**DATA IN THIS EXERCISE**
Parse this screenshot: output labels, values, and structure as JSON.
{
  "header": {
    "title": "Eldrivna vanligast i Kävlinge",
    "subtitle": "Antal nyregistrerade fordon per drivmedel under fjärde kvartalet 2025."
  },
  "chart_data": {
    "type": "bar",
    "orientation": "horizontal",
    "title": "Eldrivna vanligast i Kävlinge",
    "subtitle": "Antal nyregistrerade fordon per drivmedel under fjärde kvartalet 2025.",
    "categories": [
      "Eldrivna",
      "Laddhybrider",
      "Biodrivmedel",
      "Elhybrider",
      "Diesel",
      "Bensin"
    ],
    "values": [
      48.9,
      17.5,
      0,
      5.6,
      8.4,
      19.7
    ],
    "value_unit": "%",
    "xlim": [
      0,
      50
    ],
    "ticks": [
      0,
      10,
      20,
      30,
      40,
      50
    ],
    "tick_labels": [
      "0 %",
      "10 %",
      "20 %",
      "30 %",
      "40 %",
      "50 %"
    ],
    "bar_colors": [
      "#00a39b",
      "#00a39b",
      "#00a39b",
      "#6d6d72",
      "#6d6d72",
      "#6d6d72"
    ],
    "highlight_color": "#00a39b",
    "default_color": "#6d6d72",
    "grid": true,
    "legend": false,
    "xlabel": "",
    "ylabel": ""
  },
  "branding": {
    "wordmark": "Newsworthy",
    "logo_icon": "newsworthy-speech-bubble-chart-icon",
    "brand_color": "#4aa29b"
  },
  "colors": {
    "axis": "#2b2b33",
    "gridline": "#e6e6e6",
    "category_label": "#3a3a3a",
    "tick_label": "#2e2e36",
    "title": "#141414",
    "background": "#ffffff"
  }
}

**GIVEN EXERCISE**
Find the lines containing "kvartalet" and pull them out.

**SOLUTION TO THIS PROBLEM**
    "subtitle": "Antal nyregistrerade fordon per drivmedel under fjärde kvartalet 2025."
    "subtitle": "Antal nyregistrerade fordon per drivmedel under fjärde kvartalet 2025.",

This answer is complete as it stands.